* _WORKING DATA_:
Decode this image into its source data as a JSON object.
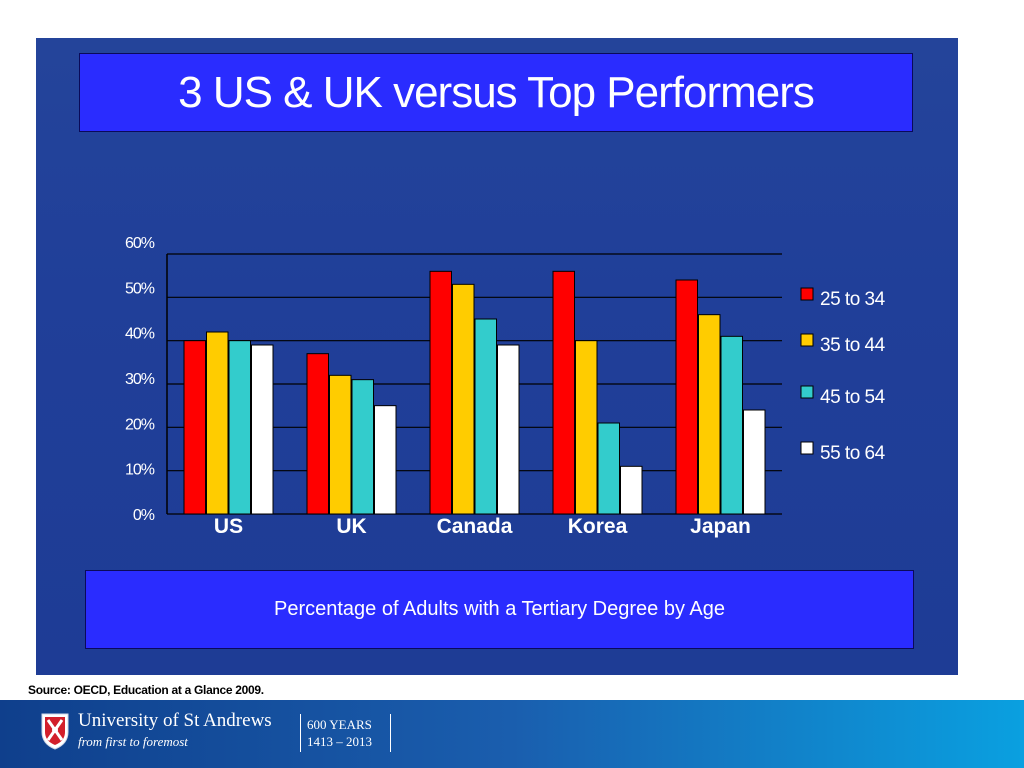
{
  "title": "3 US & UK versus Top Performers",
  "caption": "Percentage of Adults with a Tertiary Degree by Age",
  "source": "Source: OECD, Education at a Glance 2009.",
  "footer": {
    "university": "University of St Andrews",
    "tagline": "from first to foremost",
    "anniversary": "600 YEARS",
    "years_range": "1413 – 2013"
  },
  "colors": {
    "slide_background": "#203f99",
    "box_fill": "#2a2cff",
    "series": [
      "#ff0000",
      "#ffcc00",
      "#33cccc",
      "#ffffff"
    ]
  },
  "chart_data": {
    "type": "bar",
    "categories": [
      "US",
      "UK",
      "Canada",
      "Korea",
      "Japan"
    ],
    "series": [
      {
        "name": "25 to 34",
        "values": [
          40,
          37,
          56,
          56,
          54
        ]
      },
      {
        "name": "35 to 44",
        "values": [
          42,
          32,
          53,
          40,
          46
        ]
      },
      {
        "name": "45 to 54",
        "values": [
          40,
          31,
          45,
          21,
          41
        ]
      },
      {
        "name": "55 to 64",
        "values": [
          39,
          25,
          39,
          11,
          24
        ]
      }
    ],
    "ylim": [
      0,
      60
    ],
    "yticks": [
      "0%",
      "10%",
      "20%",
      "30%",
      "40%",
      "50%",
      "60%"
    ],
    "grid": true,
    "legend": "right"
  }
}
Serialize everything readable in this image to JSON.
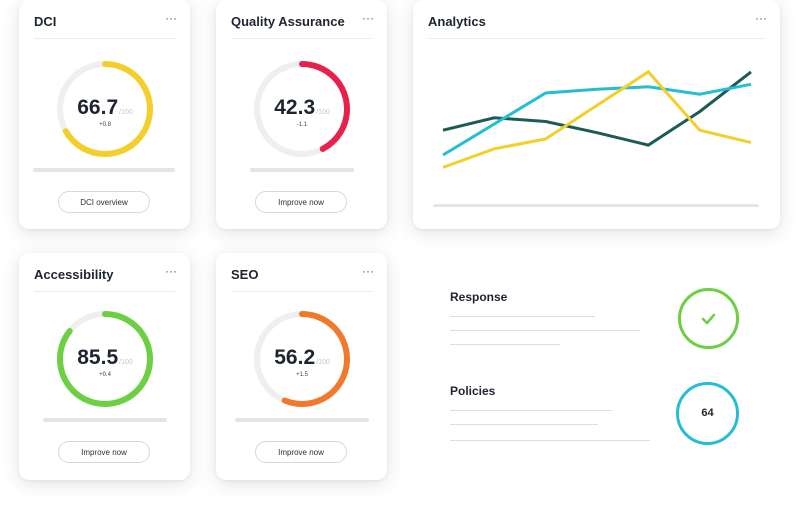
{
  "cards": {
    "dci": {
      "title": "DCI",
      "menu": "···",
      "value": "66.7",
      "max": "/100",
      "delta": "+0.8",
      "progress": 0.667,
      "color": "#f4cf2a",
      "button": "DCI overview"
    },
    "qa": {
      "title": "Quality Assurance",
      "menu": "···",
      "value": "42.3",
      "max": "/100",
      "delta": "-1.1",
      "progress": 0.423,
      "color": "#e8204c",
      "button": "Improve now"
    },
    "accessibility": {
      "title": "Accessibility",
      "menu": "···",
      "value": "85.5",
      "max": "/100",
      "delta": "+0.4",
      "progress": 0.855,
      "color": "#6ccf44",
      "button": "Improve now"
    },
    "seo": {
      "title": "SEO",
      "menu": "···",
      "value": "56.2",
      "max": "/100",
      "delta": "+1.5",
      "progress": 0.562,
      "color": "#ef7a2b",
      "button": "Improve now"
    }
  },
  "analytics": {
    "title": "Analytics",
    "menu": "···",
    "chart_data": {
      "type": "line",
      "x": [
        0,
        1,
        2,
        3,
        4,
        5,
        6
      ],
      "ylim": [
        0,
        100
      ],
      "series": [
        {
          "color": "#1d5c55",
          "values": [
            45,
            55,
            52,
            43,
            33,
            60,
            92
          ]
        },
        {
          "color": "#25bdd4",
          "values": [
            25,
            50,
            75,
            78,
            80,
            74,
            82
          ]
        },
        {
          "color": "#f4cf2a",
          "values": [
            15,
            30,
            38,
            65,
            92,
            45,
            35
          ]
        }
      ]
    }
  },
  "response": {
    "title": "Response",
    "status": "check-icon",
    "color": "#6ccf44"
  },
  "policies": {
    "title": "Policies",
    "value": "64",
    "color": "#25bdd4"
  }
}
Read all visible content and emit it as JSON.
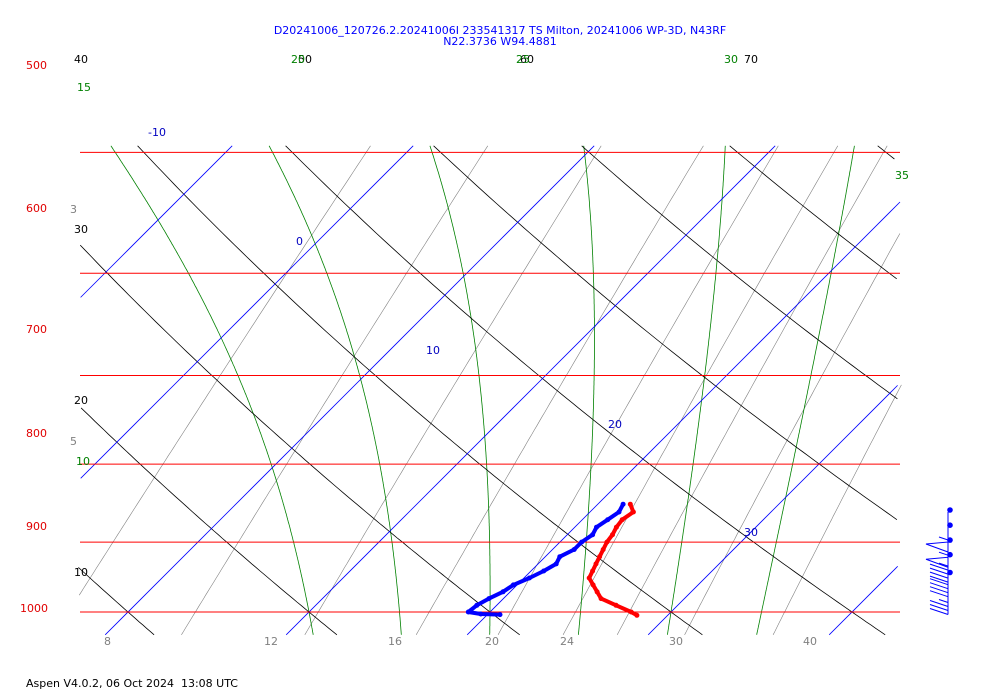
{
  "header": {
    "line1": "D20241006_120726.2.20241006I 233541317 TS Milton, 20241006 WP-3D, N43RF",
    "line2": "N22.3736 W94.4881"
  },
  "footer": {
    "text": "Aspen V4.0.2, 06 Oct 2024  13:08 UTC"
  },
  "colors": {
    "isobar": "#ff0000",
    "isotherm": "#0000ff",
    "dry_adiabat": "#000000",
    "moist_adiabat": "#008000",
    "mixing_ratio": "#808080",
    "temperature_trace": "#ff0000",
    "dewpoint_trace": "#0000ff",
    "wind_barb": "#0000ff"
  },
  "chart_data": {
    "type": "skew-t log-p",
    "title": "D20241006_120726.2.20241006I 233541317 TS Milton, 20241006 WP-3D, N43RF",
    "subtitle": "N22.3736 W94.4881",
    "pressure_range_hpa": [
      1035,
      495
    ],
    "temperature_range_c": [
      -5,
      40
    ],
    "log_pressure": true,
    "pressure_ticks": [
      "500",
      "600",
      "700",
      "800",
      "900",
      "1000"
    ],
    "isotherm_labels": [
      "-10",
      "0",
      "10",
      "20",
      "30"
    ],
    "dry_adiabat_labels": [
      "40",
      "50",
      "60",
      "70",
      "30",
      "20",
      "10"
    ],
    "moist_adiabat_labels": [
      "15",
      "20",
      "25",
      "30",
      "35",
      "10"
    ],
    "mixing_ratio_labels": [
      "8",
      "12",
      "16",
      "20",
      "24",
      "30",
      "40",
      "3",
      "5"
    ],
    "temperature_profile": [
      {
        "p": 850,
        "t": 21.8
      },
      {
        "p": 860,
        "t": 22.4
      },
      {
        "p": 870,
        "t": 22.2
      },
      {
        "p": 880,
        "t": 22.3
      },
      {
        "p": 890,
        "t": 22.5
      },
      {
        "p": 900,
        "t": 22.6
      },
      {
        "p": 910,
        "t": 22.8
      },
      {
        "p": 920,
        "t": 23.0
      },
      {
        "p": 930,
        "t": 23.2
      },
      {
        "p": 940,
        "t": 23.4
      },
      {
        "p": 950,
        "t": 23.6
      },
      {
        "p": 960,
        "t": 24.2
      },
      {
        "p": 970,
        "t": 24.8
      },
      {
        "p": 980,
        "t": 25.4
      },
      {
        "p": 990,
        "t": 26.6
      },
      {
        "p": 1000,
        "t": 27.8
      },
      {
        "p": 1005,
        "t": 28.3
      }
    ],
    "dewpoint_profile": [
      {
        "p": 850,
        "td": 21.4
      },
      {
        "p": 860,
        "td": 21.6
      },
      {
        "p": 870,
        "td": 21.4
      },
      {
        "p": 880,
        "td": 21.2
      },
      {
        "p": 890,
        "td": 21.4
      },
      {
        "p": 900,
        "td": 21.2
      },
      {
        "p": 910,
        "td": 21.2
      },
      {
        "p": 920,
        "td": 20.8
      },
      {
        "p": 930,
        "td": 21.0
      },
      {
        "p": 940,
        "td": 20.7
      },
      {
        "p": 950,
        "td": 20.3
      },
      {
        "p": 960,
        "td": 19.8
      },
      {
        "p": 970,
        "td": 19.6
      },
      {
        "p": 980,
        "td": 19.2
      },
      {
        "p": 990,
        "td": 18.9
      },
      {
        "p": 1000,
        "td": 18.8
      },
      {
        "p": 1003,
        "td": 19.6
      },
      {
        "p": 1004,
        "td": 20.7
      }
    ],
    "wind_barbs": [
      {
        "p": 860,
        "speed_kt": 55
      },
      {
        "p": 880,
        "speed_kt": 55
      },
      {
        "p": 900,
        "speed_kt": 45
      },
      {
        "p": 920,
        "speed_kt": 40
      },
      {
        "p": 945,
        "speed_kt": 35
      }
    ]
  }
}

* _AIM_:
The records above are to be restated exactly, without their pictures.

* _EXERCISE RESULT_:
Decode this image into its source data as a JSON object.
{
  "title": "3 US & UK versus Top Performers",
  "caption": "Percentage of Adults with a Tertiary Degree by Age",
  "source": "Source: OECD, Education at a Glance 2009.",
  "footer": {
    "university": "University of St Andrews",
    "tagline": "from first to foremost",
    "anniversary": "600 YEARS",
    "years_range": "1413 – 2013"
  },
  "colors": {
    "slide_background": "#203f99",
    "box_fill": "#2a2cff",
    "series": [
      "#ff0000",
      "#ffcc00",
      "#33cccc",
      "#ffffff"
    ]
  },
  "chart_data": {
    "type": "bar",
    "categories": [
      "US",
      "UK",
      "Canada",
      "Korea",
      "Japan"
    ],
    "series": [
      {
        "name": "25 to 34",
        "values": [
          40,
          37,
          56,
          56,
          54
        ]
      },
      {
        "name": "35 to 44",
        "values": [
          42,
          32,
          53,
          40,
          46
        ]
      },
      {
        "name": "45 to 54",
        "values": [
          40,
          31,
          45,
          21,
          41
        ]
      },
      {
        "name": "55 to 64",
        "values": [
          39,
          25,
          39,
          11,
          24
        ]
      }
    ],
    "ylim": [
      0,
      60
    ],
    "yticks": [
      "0%",
      "10%",
      "20%",
      "30%",
      "40%",
      "50%",
      "60%"
    ],
    "grid": true,
    "legend": "right"
  }
}
Serialize everything readable in this image to JSON.
{
  "cards": {
    "dci": {
      "title": "DCI",
      "menu": "···",
      "value": "66.7",
      "max": "/100",
      "delta": "+0.8",
      "progress": 0.667,
      "color": "#f4cf2a",
      "button": "DCI overview"
    },
    "qa": {
      "title": "Quality Assurance",
      "menu": "···",
      "value": "42.3",
      "max": "/100",
      "delta": "-1.1",
      "progress": 0.423,
      "color": "#e8204c",
      "button": "Improve now"
    },
    "accessibility": {
      "title": "Accessibility",
      "menu": "···",
      "value": "85.5",
      "max": "/100",
      "delta": "+0.4",
      "progress": 0.855,
      "color": "#6ccf44",
      "button": "Improve now"
    },
    "seo": {
      "title": "SEO",
      "menu": "···",
      "value": "56.2",
      "max": "/100",
      "delta": "+1.5",
      "progress": 0.562,
      "color": "#ef7a2b",
      "button": "Improve now"
    }
  },
  "analytics": {
    "title": "Analytics",
    "menu": "···",
    "chart_data": {
      "type": "line",
      "x": [
        0,
        1,
        2,
        3,
        4,
        5,
        6
      ],
      "ylim": [
        0,
        100
      ],
      "series": [
        {
          "color": "#1d5c55",
          "values": [
            45,
            55,
            52,
            43,
            33,
            60,
            92
          ]
        },
        {
          "color": "#25bdd4",
          "values": [
            25,
            50,
            75,
            78,
            80,
            74,
            82
          ]
        },
        {
          "color": "#f4cf2a",
          "values": [
            15,
            30,
            38,
            65,
            92,
            45,
            35
          ]
        }
      ]
    }
  },
  "response": {
    "title": "Response",
    "status": "check-icon",
    "color": "#6ccf44"
  },
  "policies": {
    "title": "Policies",
    "value": "64",
    "color": "#25bdd4"
  }
}
Read all visible content and emit it as JSON.
{
  "header": {
    "line1": "D20241006_120726.2.20241006I 233541317 TS Milton, 20241006 WP-3D, N43RF",
    "line2": "N22.3736 W94.4881"
  },
  "footer": {
    "text": "Aspen V4.0.2, 06 Oct 2024  13:08 UTC"
  },
  "colors": {
    "isobar": "#ff0000",
    "isotherm": "#0000ff",
    "dry_adiabat": "#000000",
    "moist_adiabat": "#008000",
    "mixing_ratio": "#808080",
    "temperature_trace": "#ff0000",
    "dewpoint_trace": "#0000ff",
    "wind_barb": "#0000ff"
  },
  "chart_data": {
    "type": "skew-t log-p",
    "title": "D20241006_120726.2.20241006I 233541317 TS Milton, 20241006 WP-3D, N43RF",
    "subtitle": "N22.3736 W94.4881",
    "pressure_range_hpa": [
      1035,
      495
    ],
    "temperature_range_c": [
      -5,
      40
    ],
    "log_pressure": true,
    "pressure_ticks": [
      "500",
      "600",
      "700",
      "800",
      "900",
      "1000"
    ],
    "isotherm_labels": [
      "-10",
      "0",
      "10",
      "20",
      "30"
    ],
    "dry_adiabat_labels": [
      "40",
      "50",
      "60",
      "70",
      "30",
      "20",
      "10"
    ],
    "moist_adiabat_labels": [
      "15",
      "20",
      "25",
      "30",
      "35",
      "10"
    ],
    "mixing_ratio_labels": [
      "8",
      "12",
      "16",
      "20",
      "24",
      "30",
      "40",
      "3",
      "5"
    ],
    "temperature_profile": [
      {
        "p": 850,
        "t": 21.8
      },
      {
        "p": 860,
        "t": 22.4
      },
      {
        "p": 870,
        "t": 22.2
      },
      {
        "p": 880,
        "t": 22.3
      },
      {
        "p": 890,
        "t": 22.5
      },
      {
        "p": 900,
        "t": 22.6
      },
      {
        "p": 910,
        "t": 22.8
      },
      {
        "p": 920,
        "t": 23.0
      },
      {
        "p": 930,
        "t": 23.2
      },
      {
        "p": 940,
        "t": 23.4
      },
      {
        "p": 950,
        "t": 23.6
      },
      {
        "p": 960,
        "t": 24.2
      },
      {
        "p": 970,
        "t": 24.8
      },
      {
        "p": 980,
        "t": 25.4
      },
      {
        "p": 990,
        "t": 26.6
      },
      {
        "p": 1000,
        "t": 27.8
      },
      {
        "p": 1005,
        "t": 28.3
      }
    ],
    "dewpoint_profile": [
      {
        "p": 850,
        "td": 21.4
      },
      {
        "p": 860,
        "td": 21.6
      },
      {
        "p": 870,
        "td": 21.4
      },
      {
        "p": 880,
        "td": 21.2
      },
      {
        "p": 890,
        "td": 21.4
      },
      {
        "p": 900,
        "td": 21.2
      },
      {
        "p": 910,
        "td": 21.2
      },
      {
        "p": 920,
        "td": 20.8
      },
      {
        "p": 930,
        "td": 21.0
      },
      {
        "p": 940,
        "td": 20.7
      },
      {
        "p": 950,
        "td": 20.3
      },
      {
        "p": 960,
        "td": 19.8
      },
      {
        "p": 970,
        "td": 19.6
      },
      {
        "p": 980,
        "td": 19.2
      },
      {
        "p": 990,
        "td": 18.9
      },
      {
        "p": 1000,
        "td": 18.8
      },
      {
        "p": 1003,
        "td": 19.6
      },
      {
        "p": 1004,
        "td": 20.7
      }
    ],
    "wind_barbs": [
      {
        "p": 860,
        "speed_kt": 55
      },
      {
        "p": 880,
        "speed_kt": 55
      },
      {
        "p": 900,
        "speed_kt": 45
      },
      {
        "p": 920,
        "speed_kt": 40
      },
      {
        "p": 945,
        "speed_kt": 35
      }
    ]
  }
}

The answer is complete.